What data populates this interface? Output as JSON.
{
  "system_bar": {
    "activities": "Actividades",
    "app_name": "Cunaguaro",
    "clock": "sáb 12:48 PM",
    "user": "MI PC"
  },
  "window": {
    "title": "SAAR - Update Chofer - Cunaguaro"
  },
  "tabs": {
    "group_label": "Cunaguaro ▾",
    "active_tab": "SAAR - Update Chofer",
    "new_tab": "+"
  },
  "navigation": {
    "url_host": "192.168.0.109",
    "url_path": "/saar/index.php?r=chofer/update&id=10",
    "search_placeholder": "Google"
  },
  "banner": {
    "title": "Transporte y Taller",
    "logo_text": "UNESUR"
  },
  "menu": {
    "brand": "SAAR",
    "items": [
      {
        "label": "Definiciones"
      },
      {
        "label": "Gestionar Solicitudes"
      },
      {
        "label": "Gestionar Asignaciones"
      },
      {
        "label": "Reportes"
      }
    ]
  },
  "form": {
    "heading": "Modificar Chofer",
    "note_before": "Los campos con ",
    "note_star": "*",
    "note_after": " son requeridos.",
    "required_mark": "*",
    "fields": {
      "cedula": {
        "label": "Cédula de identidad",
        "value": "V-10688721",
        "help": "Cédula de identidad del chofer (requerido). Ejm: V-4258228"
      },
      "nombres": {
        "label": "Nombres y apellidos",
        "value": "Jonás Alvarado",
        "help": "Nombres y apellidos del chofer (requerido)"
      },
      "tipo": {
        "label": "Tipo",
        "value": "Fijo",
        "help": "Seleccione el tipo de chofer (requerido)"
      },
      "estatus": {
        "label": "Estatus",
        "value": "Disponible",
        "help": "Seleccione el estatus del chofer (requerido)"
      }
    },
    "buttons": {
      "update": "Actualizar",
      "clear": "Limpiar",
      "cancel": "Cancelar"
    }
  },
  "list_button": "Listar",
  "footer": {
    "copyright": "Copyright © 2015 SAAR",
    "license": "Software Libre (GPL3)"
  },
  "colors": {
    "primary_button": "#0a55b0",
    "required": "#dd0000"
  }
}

★ ★ ★

■ AIM:
Among these entries, how many lines include the string "Cédula"? Reply with the number by itself.

■ EXERCISE OUTPUT:
2